*Direction*:
Repeat the full listing, word for word.

━━━━

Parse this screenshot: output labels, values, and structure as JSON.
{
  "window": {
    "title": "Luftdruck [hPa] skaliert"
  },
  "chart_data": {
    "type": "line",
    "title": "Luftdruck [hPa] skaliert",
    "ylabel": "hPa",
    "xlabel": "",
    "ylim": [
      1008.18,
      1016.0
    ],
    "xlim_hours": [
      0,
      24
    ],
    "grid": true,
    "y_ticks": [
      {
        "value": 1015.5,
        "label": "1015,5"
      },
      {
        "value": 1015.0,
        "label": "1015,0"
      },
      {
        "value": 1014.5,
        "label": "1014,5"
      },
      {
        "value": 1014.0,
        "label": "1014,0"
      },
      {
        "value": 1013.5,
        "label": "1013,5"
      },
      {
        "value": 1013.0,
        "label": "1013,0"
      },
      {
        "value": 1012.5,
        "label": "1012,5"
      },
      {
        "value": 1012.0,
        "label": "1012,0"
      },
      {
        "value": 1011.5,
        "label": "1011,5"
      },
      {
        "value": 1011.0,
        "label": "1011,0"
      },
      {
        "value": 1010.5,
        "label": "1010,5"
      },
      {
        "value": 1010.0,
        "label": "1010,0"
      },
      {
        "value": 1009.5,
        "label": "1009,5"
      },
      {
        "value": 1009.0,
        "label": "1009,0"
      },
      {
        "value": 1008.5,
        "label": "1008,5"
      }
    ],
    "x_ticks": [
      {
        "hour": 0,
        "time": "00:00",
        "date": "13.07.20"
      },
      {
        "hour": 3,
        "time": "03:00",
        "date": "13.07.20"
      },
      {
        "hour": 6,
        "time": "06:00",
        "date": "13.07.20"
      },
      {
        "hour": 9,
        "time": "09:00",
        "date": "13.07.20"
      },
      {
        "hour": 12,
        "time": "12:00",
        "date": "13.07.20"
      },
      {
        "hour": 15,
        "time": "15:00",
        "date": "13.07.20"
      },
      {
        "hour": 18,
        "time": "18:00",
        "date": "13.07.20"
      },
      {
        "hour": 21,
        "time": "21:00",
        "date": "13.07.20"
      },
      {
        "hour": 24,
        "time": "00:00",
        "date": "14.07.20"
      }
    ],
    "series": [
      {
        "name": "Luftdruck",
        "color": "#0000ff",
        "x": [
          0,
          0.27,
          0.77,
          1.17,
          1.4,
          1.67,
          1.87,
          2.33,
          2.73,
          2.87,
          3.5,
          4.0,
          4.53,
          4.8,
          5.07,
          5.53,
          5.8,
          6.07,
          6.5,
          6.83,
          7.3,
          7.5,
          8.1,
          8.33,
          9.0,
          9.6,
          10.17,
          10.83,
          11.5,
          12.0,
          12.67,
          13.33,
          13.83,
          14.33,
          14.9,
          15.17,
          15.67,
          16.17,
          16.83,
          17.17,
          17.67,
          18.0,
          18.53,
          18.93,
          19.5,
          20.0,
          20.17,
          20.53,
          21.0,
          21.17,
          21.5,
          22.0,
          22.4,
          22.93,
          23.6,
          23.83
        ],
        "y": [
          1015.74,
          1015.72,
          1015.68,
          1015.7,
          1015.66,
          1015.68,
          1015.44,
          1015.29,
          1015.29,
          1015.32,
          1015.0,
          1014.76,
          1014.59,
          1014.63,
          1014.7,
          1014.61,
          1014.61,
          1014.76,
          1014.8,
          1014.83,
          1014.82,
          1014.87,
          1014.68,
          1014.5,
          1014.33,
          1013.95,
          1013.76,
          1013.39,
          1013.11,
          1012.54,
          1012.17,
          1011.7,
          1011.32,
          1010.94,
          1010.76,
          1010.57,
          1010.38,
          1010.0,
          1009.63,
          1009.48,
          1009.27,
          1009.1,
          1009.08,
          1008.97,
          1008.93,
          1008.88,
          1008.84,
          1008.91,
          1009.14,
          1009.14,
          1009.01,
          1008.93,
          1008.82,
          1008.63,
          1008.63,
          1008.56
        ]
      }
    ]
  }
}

━━━━

*Output of the exercise*:
Parse this screenshot: output labels, values, and structure as JSON.
{
  "window": {
    "title": "Luftdruck [hPa] skaliert"
  },
  "chart_data": {
    "type": "line",
    "title": "Luftdruck [hPa] skaliert",
    "ylabel": "hPa",
    "xlabel": "",
    "ylim": [
      1008.18,
      1016.0
    ],
    "xlim_hours": [
      0,
      24
    ],
    "grid": true,
    "y_ticks": [
      {
        "value": 1015.5,
        "label": "1015,5"
      },
      {
        "value": 1015.0,
        "label": "1015,0"
      },
      {
        "value": 1014.5,
        "label": "1014,5"
      },
      {
        "value": 1014.0,
        "label": "1014,0"
      },
      {
        "value": 1013.5,
        "label": "1013,5"
      },
      {
        "value": 1013.0,
        "label": "1013,0"
      },
      {
        "value": 1012.5,
        "label": "1012,5"
      },
      {
        "value": 1012.0,
        "label": "1012,0"
      },
      {
        "value": 1011.5,
        "label": "1011,5"
      },
      {
        "value": 1011.0,
        "label": "1011,0"
      },
      {
        "value": 1010.5,
        "label": "1010,5"
      },
      {
        "value": 1010.0,
        "label": "1010,0"
      },
      {
        "value": 1009.5,
        "label": "1009,5"
      },
      {
        "value": 1009.0,
        "label": "1009,0"
      },
      {
        "value": 1008.5,
        "label": "1008,5"
      }
    ],
    "x_ticks": [
      {
        "hour": 0,
        "time": "00:00",
        "date": "13.07.20"
      },
      {
        "hour": 3,
        "time": "03:00",
        "date": "13.07.20"
      },
      {
        "hour": 6,
        "time": "06:00",
        "date": "13.07.20"
      },
      {
        "hour": 9,
        "time": "09:00",
        "date": "13.07.20"
      },
      {
        "hour": 12,
        "time": "12:00",
        "date": "13.07.20"
      },
      {
        "hour": 15,
        "time": "15:00",
        "date": "13.07.20"
      },
      {
        "hour": 18,
        "time": "18:00",
        "date": "13.07.20"
      },
      {
        "hour": 21,
        "time": "21:00",
        "date": "13.07.20"
      },
      {
        "hour": 24,
        "time": "00:00",
        "date": "14.07.20"
      }
    ],
    "series": [
      {
        "name": "Luftdruck",
        "color": "#0000ff",
        "x": [
          0,
          0.27,
          0.77,
          1.17,
          1.4,
          1.67,
          1.87,
          2.33,
          2.73,
          2.87,
          3.5,
          4.0,
          4.53,
          4.8,
          5.07,
          5.53,
          5.8,
          6.07,
          6.5,
          6.83,
          7.3,
          7.5,
          8.1,
          8.33,
          9.0,
          9.6,
          10.17,
          10.83,
          11.5,
          12.0,
          12.67,
          13.33,
          13.83,
          14.33,
          14.9,
          15.17,
          15.67,
          16.17,
          16.83,
          17.17,
          17.67,
          18.0,
          18.53,
          18.93,
          19.5,
          20.0,
          20.17,
          20.53,
          21.0,
          21.17,
          21.5,
          22.0,
          22.4,
          22.93,
          23.6,
          23.83
        ],
        "y": [
          1015.74,
          1015.72,
          1015.68,
          1015.7,
          1015.66,
          1015.68,
          1015.44,
          1015.29,
          1015.29,
          1015.32,
          1015.0,
          1014.76,
          1014.59,
          1014.63,
          1014.7,
          1014.61,
          1014.61,
          1014.76,
          1014.8,
          1014.83,
          1014.82,
          1014.87,
          1014.68,
          1014.5,
          1014.33,
          1013.95,
          1013.76,
          1013.39,
          1013.11,
          1012.54,
          1012.17,
          1011.7,
          1011.32,
          1010.94,
          1010.76,
          1010.57,
          1010.38,
          1010.0,
          1009.63,
          1009.48,
          1009.27,
          1009.1,
          1009.08,
          1008.97,
          1008.93,
          1008.88,
          1008.84,
          1008.91,
          1009.14,
          1009.14,
          1009.01,
          1008.93,
          1008.82,
          1008.63,
          1008.63,
          1008.56
        ]
      }
    ]
  }
}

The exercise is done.